* **Records to process**
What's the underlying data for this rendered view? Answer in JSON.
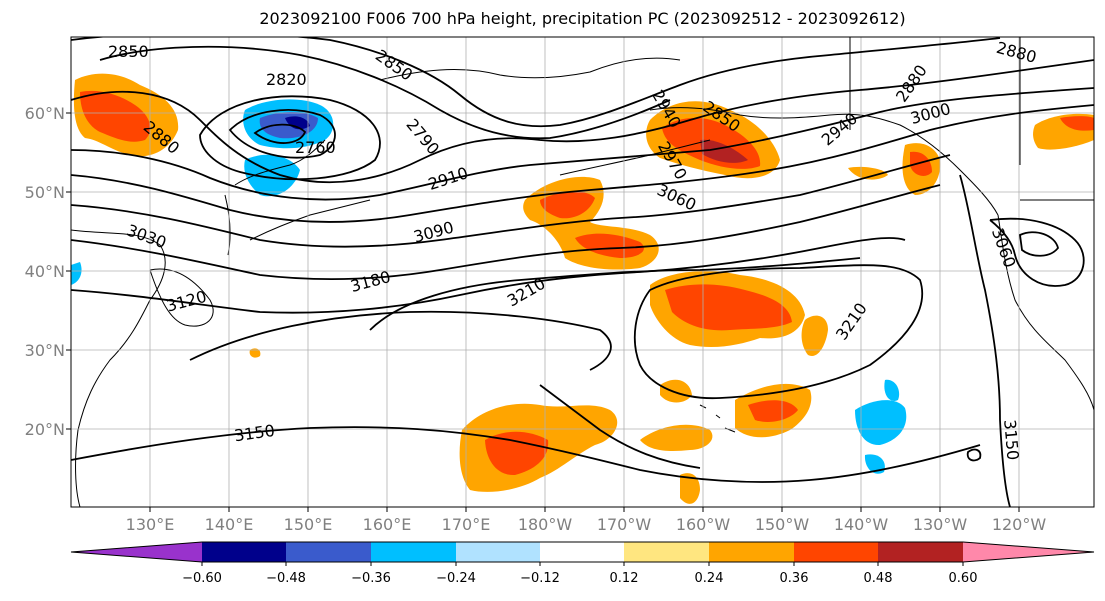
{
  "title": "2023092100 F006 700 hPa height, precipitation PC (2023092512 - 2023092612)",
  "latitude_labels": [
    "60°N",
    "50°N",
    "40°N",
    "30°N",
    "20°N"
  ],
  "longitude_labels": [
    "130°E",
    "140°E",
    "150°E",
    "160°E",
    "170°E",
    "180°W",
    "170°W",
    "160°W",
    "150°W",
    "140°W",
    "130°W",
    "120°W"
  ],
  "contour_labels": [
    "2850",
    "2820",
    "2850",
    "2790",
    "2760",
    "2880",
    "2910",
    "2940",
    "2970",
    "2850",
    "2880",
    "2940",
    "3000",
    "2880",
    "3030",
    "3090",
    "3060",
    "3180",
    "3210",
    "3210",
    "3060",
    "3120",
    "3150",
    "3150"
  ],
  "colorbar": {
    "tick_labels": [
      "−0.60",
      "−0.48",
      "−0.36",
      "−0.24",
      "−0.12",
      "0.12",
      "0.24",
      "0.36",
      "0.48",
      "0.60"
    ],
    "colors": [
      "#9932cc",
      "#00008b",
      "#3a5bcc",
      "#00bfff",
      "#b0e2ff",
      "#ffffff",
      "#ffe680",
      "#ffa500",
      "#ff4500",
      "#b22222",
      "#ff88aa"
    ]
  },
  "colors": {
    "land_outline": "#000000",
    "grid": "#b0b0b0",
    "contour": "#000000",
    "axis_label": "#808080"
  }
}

* **Problem to solve**
Reproduce all entries without any change, and omit the pictures.

* **Result for this exercise**
What's the underlying data for this rendered view? Answer in JSON.
{
  "title": "2023092100 F006 700 hPa height, precipitation PC (2023092512 - 2023092612)",
  "latitude_labels": [
    "60°N",
    "50°N",
    "40°N",
    "30°N",
    "20°N"
  ],
  "longitude_labels": [
    "130°E",
    "140°E",
    "150°E",
    "160°E",
    "170°E",
    "180°W",
    "170°W",
    "160°W",
    "150°W",
    "140°W",
    "130°W",
    "120°W"
  ],
  "contour_labels": [
    "2850",
    "2820",
    "2850",
    "2790",
    "2760",
    "2880",
    "2910",
    "2940",
    "2970",
    "2850",
    "2880",
    "2940",
    "3000",
    "2880",
    "3030",
    "3090",
    "3060",
    "3180",
    "3210",
    "3210",
    "3060",
    "3120",
    "3150",
    "3150"
  ],
  "colorbar": {
    "tick_labels": [
      "−0.60",
      "−0.48",
      "−0.36",
      "−0.24",
      "−0.12",
      "0.12",
      "0.24",
      "0.36",
      "0.48",
      "0.60"
    ],
    "colors": [
      "#9932cc",
      "#00008b",
      "#3a5bcc",
      "#00bfff",
      "#b0e2ff",
      "#ffffff",
      "#ffe680",
      "#ffa500",
      "#ff4500",
      "#b22222",
      "#ff88aa"
    ]
  },
  "colors": {
    "land_outline": "#000000",
    "grid": "#b0b0b0",
    "contour": "#000000",
    "axis_label": "#808080"
  }
}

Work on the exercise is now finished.